■ Task statement:
Write out the data below in full, unchanged, minus the images.

■ Records provided:
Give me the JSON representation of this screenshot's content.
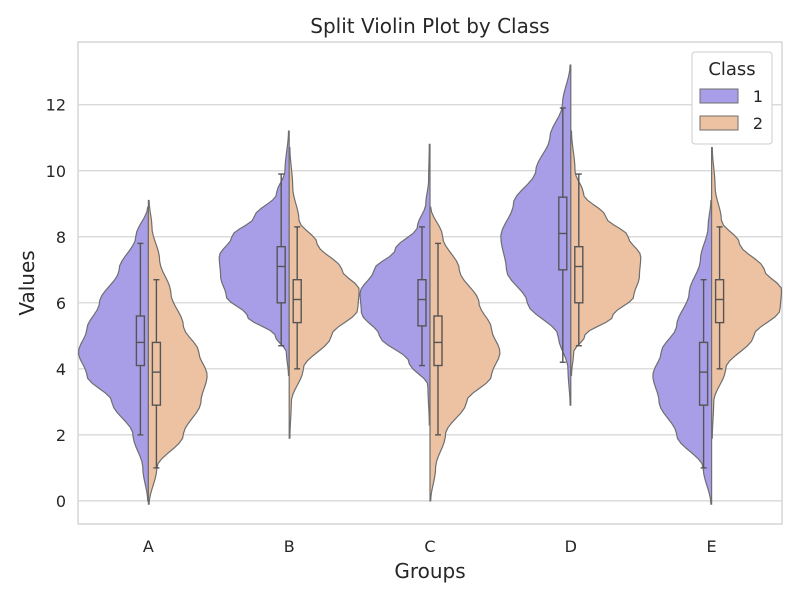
{
  "chart_data": {
    "type": "violin",
    "title": "Split Violin Plot by Class",
    "xlabel": "Groups",
    "ylabel": "Values",
    "categories": [
      "A",
      "B",
      "C",
      "D",
      "E"
    ],
    "ylim": [
      -0.7,
      13.9
    ],
    "yticks": [
      0,
      2,
      4,
      6,
      8,
      10,
      12
    ],
    "grid": true,
    "legend": {
      "title": "Class",
      "position": "top-right"
    },
    "series": [
      {
        "name": "1",
        "color": "#a89ee8",
        "boxes": [
          {
            "whisker_low": 2.0,
            "q1": 4.1,
            "median": 4.8,
            "q3": 5.6,
            "whisker_high": 7.8
          },
          {
            "whisker_low": 4.7,
            "q1": 6.0,
            "median": 7.1,
            "q3": 7.7,
            "whisker_high": 9.9
          },
          {
            "whisker_low": 4.1,
            "q1": 5.3,
            "median": 6.1,
            "q3": 6.7,
            "whisker_high": 8.3
          },
          {
            "whisker_low": 4.2,
            "q1": 7.0,
            "median": 8.1,
            "q3": 9.2,
            "whisker_high": 11.9
          },
          {
            "whisker_low": 1.0,
            "q1": 2.9,
            "median": 3.9,
            "q3": 4.8,
            "whisker_high": 6.7
          }
        ],
        "violins": [
          {
            "ymin": 0.0,
            "ymax": 8.9,
            "profile": [
              [
                0.0,
                0.01
              ],
              [
                1.0,
                0.08
              ],
              [
                2.0,
                0.22
              ],
              [
                3.0,
                0.52
              ],
              [
                3.8,
                0.88
              ],
              [
                4.5,
                1.0
              ],
              [
                5.2,
                0.88
              ],
              [
                6.0,
                0.7
              ],
              [
                7.0,
                0.42
              ],
              [
                8.0,
                0.18
              ],
              [
                8.9,
                0.01
              ]
            ]
          },
          {
            "ymin": 3.8,
            "ymax": 11.2,
            "profile": [
              [
                3.8,
                0.01
              ],
              [
                4.5,
                0.04
              ],
              [
                5.0,
                0.2
              ],
              [
                5.6,
                0.6
              ],
              [
                6.2,
                0.9
              ],
              [
                6.8,
                0.98
              ],
              [
                7.4,
                1.0
              ],
              [
                8.0,
                0.82
              ],
              [
                8.6,
                0.5
              ],
              [
                9.3,
                0.18
              ],
              [
                10.0,
                0.06
              ],
              [
                11.2,
                0.01
              ]
            ]
          },
          {
            "ymin": 2.3,
            "ymax": 10.8,
            "profile": [
              [
                2.3,
                0.01
              ],
              [
                3.5,
                0.03
              ],
              [
                4.2,
                0.3
              ],
              [
                5.0,
                0.72
              ],
              [
                5.7,
                0.98
              ],
              [
                6.3,
                1.0
              ],
              [
                7.0,
                0.8
              ],
              [
                7.6,
                0.5
              ],
              [
                8.3,
                0.18
              ],
              [
                9.0,
                0.06
              ],
              [
                9.7,
                0.02
              ],
              [
                10.8,
                0.01
              ]
            ]
          },
          {
            "ymin": 2.9,
            "ymax": 13.2,
            "profile": [
              [
                2.9,
                0.01
              ],
              [
                4.0,
                0.04
              ],
              [
                5.0,
                0.18
              ],
              [
                6.0,
                0.62
              ],
              [
                7.0,
                0.92
              ],
              [
                8.0,
                1.0
              ],
              [
                9.0,
                0.82
              ],
              [
                10.0,
                0.5
              ],
              [
                11.0,
                0.3
              ],
              [
                12.0,
                0.12
              ],
              [
                13.2,
                0.01
              ]
            ]
          },
          {
            "ymin": -0.1,
            "ymax": 9.1,
            "profile": [
              [
                -0.1,
                0.01
              ],
              [
                1.0,
                0.12
              ],
              [
                2.0,
                0.5
              ],
              [
                3.0,
                0.75
              ],
              [
                3.8,
                0.84
              ],
              [
                4.5,
                0.72
              ],
              [
                5.3,
                0.5
              ],
              [
                6.3,
                0.32
              ],
              [
                7.3,
                0.16
              ],
              [
                8.3,
                0.05
              ],
              [
                9.1,
                0.01
              ]
            ]
          }
        ]
      },
      {
        "name": "2",
        "color": "#ecc2a3",
        "boxes": [
          {
            "whisker_low": 1.0,
            "q1": 2.9,
            "median": 3.9,
            "q3": 4.8,
            "whisker_high": 6.7
          },
          {
            "whisker_low": 4.0,
            "q1": 5.4,
            "median": 6.1,
            "q3": 6.7,
            "whisker_high": 8.3
          },
          {
            "whisker_low": 2.0,
            "q1": 4.1,
            "median": 4.8,
            "q3": 5.6,
            "whisker_high": 7.8
          },
          {
            "whisker_low": 4.7,
            "q1": 6.0,
            "median": 7.1,
            "q3": 7.7,
            "whisker_high": 9.9
          },
          {
            "whisker_low": 4.0,
            "q1": 5.4,
            "median": 6.1,
            "q3": 6.7,
            "whisker_high": 8.3
          }
        ],
        "violins": [
          {
            "ymin": -0.1,
            "ymax": 9.1,
            "profile": [
              [
                -0.1,
                0.01
              ],
              [
                1.0,
                0.12
              ],
              [
                2.0,
                0.5
              ],
              [
                3.0,
                0.75
              ],
              [
                3.8,
                0.84
              ],
              [
                4.5,
                0.72
              ],
              [
                5.3,
                0.5
              ],
              [
                6.3,
                0.32
              ],
              [
                7.3,
                0.16
              ],
              [
                8.3,
                0.05
              ],
              [
                9.1,
                0.01
              ]
            ]
          },
          {
            "ymin": 1.9,
            "ymax": 10.7,
            "profile": [
              [
                1.9,
                0.01
              ],
              [
                3.0,
                0.03
              ],
              [
                4.0,
                0.2
              ],
              [
                5.0,
                0.6
              ],
              [
                5.8,
                0.98
              ],
              [
                6.4,
                1.0
              ],
              [
                7.0,
                0.75
              ],
              [
                7.8,
                0.4
              ],
              [
                8.5,
                0.14
              ],
              [
                9.5,
                0.05
              ],
              [
                10.7,
                0.01
              ]
            ]
          },
          {
            "ymin": 0.0,
            "ymax": 8.9,
            "profile": [
              [
                0.0,
                0.01
              ],
              [
                1.0,
                0.08
              ],
              [
                2.0,
                0.22
              ],
              [
                3.0,
                0.52
              ],
              [
                3.8,
                0.88
              ],
              [
                4.5,
                1.0
              ],
              [
                5.2,
                0.88
              ],
              [
                6.0,
                0.7
              ],
              [
                7.0,
                0.42
              ],
              [
                8.0,
                0.18
              ],
              [
                8.9,
                0.01
              ]
            ]
          },
          {
            "ymin": 3.8,
            "ymax": 11.2,
            "profile": [
              [
                3.8,
                0.01
              ],
              [
                4.5,
                0.04
              ],
              [
                5.0,
                0.2
              ],
              [
                5.6,
                0.6
              ],
              [
                6.2,
                0.9
              ],
              [
                6.8,
                0.98
              ],
              [
                7.4,
                1.0
              ],
              [
                8.0,
                0.82
              ],
              [
                8.6,
                0.5
              ],
              [
                9.3,
                0.18
              ],
              [
                10.0,
                0.06
              ],
              [
                11.2,
                0.01
              ]
            ]
          },
          {
            "ymin": 1.9,
            "ymax": 10.7,
            "profile": [
              [
                1.9,
                0.01
              ],
              [
                3.0,
                0.03
              ],
              [
                4.0,
                0.2
              ],
              [
                5.0,
                0.6
              ],
              [
                5.8,
                0.98
              ],
              [
                6.4,
                1.0
              ],
              [
                7.0,
                0.75
              ],
              [
                7.8,
                0.4
              ],
              [
                8.5,
                0.14
              ],
              [
                9.5,
                0.05
              ],
              [
                10.7,
                0.01
              ]
            ]
          }
        ]
      }
    ]
  }
}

■ Response for this exercise:
Give me the JSON representation of this screenshot's content.
{
  "chart_data": {
    "type": "violin",
    "title": "Split Violin Plot by Class",
    "xlabel": "Groups",
    "ylabel": "Values",
    "categories": [
      "A",
      "B",
      "C",
      "D",
      "E"
    ],
    "ylim": [
      -0.7,
      13.9
    ],
    "yticks": [
      0,
      2,
      4,
      6,
      8,
      10,
      12
    ],
    "grid": true,
    "legend": {
      "title": "Class",
      "position": "top-right"
    },
    "series": [
      {
        "name": "1",
        "color": "#a89ee8",
        "boxes": [
          {
            "whisker_low": 2.0,
            "q1": 4.1,
            "median": 4.8,
            "q3": 5.6,
            "whisker_high": 7.8
          },
          {
            "whisker_low": 4.7,
            "q1": 6.0,
            "median": 7.1,
            "q3": 7.7,
            "whisker_high": 9.9
          },
          {
            "whisker_low": 4.1,
            "q1": 5.3,
            "median": 6.1,
            "q3": 6.7,
            "whisker_high": 8.3
          },
          {
            "whisker_low": 4.2,
            "q1": 7.0,
            "median": 8.1,
            "q3": 9.2,
            "whisker_high": 11.9
          },
          {
            "whisker_low": 1.0,
            "q1": 2.9,
            "median": 3.9,
            "q3": 4.8,
            "whisker_high": 6.7
          }
        ],
        "violins": [
          {
            "ymin": 0.0,
            "ymax": 8.9,
            "profile": [
              [
                0.0,
                0.01
              ],
              [
                1.0,
                0.08
              ],
              [
                2.0,
                0.22
              ],
              [
                3.0,
                0.52
              ],
              [
                3.8,
                0.88
              ],
              [
                4.5,
                1.0
              ],
              [
                5.2,
                0.88
              ],
              [
                6.0,
                0.7
              ],
              [
                7.0,
                0.42
              ],
              [
                8.0,
                0.18
              ],
              [
                8.9,
                0.01
              ]
            ]
          },
          {
            "ymin": 3.8,
            "ymax": 11.2,
            "profile": [
              [
                3.8,
                0.01
              ],
              [
                4.5,
                0.04
              ],
              [
                5.0,
                0.2
              ],
              [
                5.6,
                0.6
              ],
              [
                6.2,
                0.9
              ],
              [
                6.8,
                0.98
              ],
              [
                7.4,
                1.0
              ],
              [
                8.0,
                0.82
              ],
              [
                8.6,
                0.5
              ],
              [
                9.3,
                0.18
              ],
              [
                10.0,
                0.06
              ],
              [
                11.2,
                0.01
              ]
            ]
          },
          {
            "ymin": 2.3,
            "ymax": 10.8,
            "profile": [
              [
                2.3,
                0.01
              ],
              [
                3.5,
                0.03
              ],
              [
                4.2,
                0.3
              ],
              [
                5.0,
                0.72
              ],
              [
                5.7,
                0.98
              ],
              [
                6.3,
                1.0
              ],
              [
                7.0,
                0.8
              ],
              [
                7.6,
                0.5
              ],
              [
                8.3,
                0.18
              ],
              [
                9.0,
                0.06
              ],
              [
                9.7,
                0.02
              ],
              [
                10.8,
                0.01
              ]
            ]
          },
          {
            "ymin": 2.9,
            "ymax": 13.2,
            "profile": [
              [
                2.9,
                0.01
              ],
              [
                4.0,
                0.04
              ],
              [
                5.0,
                0.18
              ],
              [
                6.0,
                0.62
              ],
              [
                7.0,
                0.92
              ],
              [
                8.0,
                1.0
              ],
              [
                9.0,
                0.82
              ],
              [
                10.0,
                0.5
              ],
              [
                11.0,
                0.3
              ],
              [
                12.0,
                0.12
              ],
              [
                13.2,
                0.01
              ]
            ]
          },
          {
            "ymin": -0.1,
            "ymax": 9.1,
            "profile": [
              [
                -0.1,
                0.01
              ],
              [
                1.0,
                0.12
              ],
              [
                2.0,
                0.5
              ],
              [
                3.0,
                0.75
              ],
              [
                3.8,
                0.84
              ],
              [
                4.5,
                0.72
              ],
              [
                5.3,
                0.5
              ],
              [
                6.3,
                0.32
              ],
              [
                7.3,
                0.16
              ],
              [
                8.3,
                0.05
              ],
              [
                9.1,
                0.01
              ]
            ]
          }
        ]
      },
      {
        "name": "2",
        "color": "#ecc2a3",
        "boxes": [
          {
            "whisker_low": 1.0,
            "q1": 2.9,
            "median": 3.9,
            "q3": 4.8,
            "whisker_high": 6.7
          },
          {
            "whisker_low": 4.0,
            "q1": 5.4,
            "median": 6.1,
            "q3": 6.7,
            "whisker_high": 8.3
          },
          {
            "whisker_low": 2.0,
            "q1": 4.1,
            "median": 4.8,
            "q3": 5.6,
            "whisker_high": 7.8
          },
          {
            "whisker_low": 4.7,
            "q1": 6.0,
            "median": 7.1,
            "q3": 7.7,
            "whisker_high": 9.9
          },
          {
            "whisker_low": 4.0,
            "q1": 5.4,
            "median": 6.1,
            "q3": 6.7,
            "whisker_high": 8.3
          }
        ],
        "violins": [
          {
            "ymin": -0.1,
            "ymax": 9.1,
            "profile": [
              [
                -0.1,
                0.01
              ],
              [
                1.0,
                0.12
              ],
              [
                2.0,
                0.5
              ],
              [
                3.0,
                0.75
              ],
              [
                3.8,
                0.84
              ],
              [
                4.5,
                0.72
              ],
              [
                5.3,
                0.5
              ],
              [
                6.3,
                0.32
              ],
              [
                7.3,
                0.16
              ],
              [
                8.3,
                0.05
              ],
              [
                9.1,
                0.01
              ]
            ]
          },
          {
            "ymin": 1.9,
            "ymax": 10.7,
            "profile": [
              [
                1.9,
                0.01
              ],
              [
                3.0,
                0.03
              ],
              [
                4.0,
                0.2
              ],
              [
                5.0,
                0.6
              ],
              [
                5.8,
                0.98
              ],
              [
                6.4,
                1.0
              ],
              [
                7.0,
                0.75
              ],
              [
                7.8,
                0.4
              ],
              [
                8.5,
                0.14
              ],
              [
                9.5,
                0.05
              ],
              [
                10.7,
                0.01
              ]
            ]
          },
          {
            "ymin": 0.0,
            "ymax": 8.9,
            "profile": [
              [
                0.0,
                0.01
              ],
              [
                1.0,
                0.08
              ],
              [
                2.0,
                0.22
              ],
              [
                3.0,
                0.52
              ],
              [
                3.8,
                0.88
              ],
              [
                4.5,
                1.0
              ],
              [
                5.2,
                0.88
              ],
              [
                6.0,
                0.7
              ],
              [
                7.0,
                0.42
              ],
              [
                8.0,
                0.18
              ],
              [
                8.9,
                0.01
              ]
            ]
          },
          {
            "ymin": 3.8,
            "ymax": 11.2,
            "profile": [
              [
                3.8,
                0.01
              ],
              [
                4.5,
                0.04
              ],
              [
                5.0,
                0.2
              ],
              [
                5.6,
                0.6
              ],
              [
                6.2,
                0.9
              ],
              [
                6.8,
                0.98
              ],
              [
                7.4,
                1.0
              ],
              [
                8.0,
                0.82
              ],
              [
                8.6,
                0.5
              ],
              [
                9.3,
                0.18
              ],
              [
                10.0,
                0.06
              ],
              [
                11.2,
                0.01
              ]
            ]
          },
          {
            "ymin": 1.9,
            "ymax": 10.7,
            "profile": [
              [
                1.9,
                0.01
              ],
              [
                3.0,
                0.03
              ],
              [
                4.0,
                0.2
              ],
              [
                5.0,
                0.6
              ],
              [
                5.8,
                0.98
              ],
              [
                6.4,
                1.0
              ],
              [
                7.0,
                0.75
              ],
              [
                7.8,
                0.4
              ],
              [
                8.5,
                0.14
              ],
              [
                9.5,
                0.05
              ],
              [
                10.7,
                0.01
              ]
            ]
          }
        ]
      }
    ]
  }
}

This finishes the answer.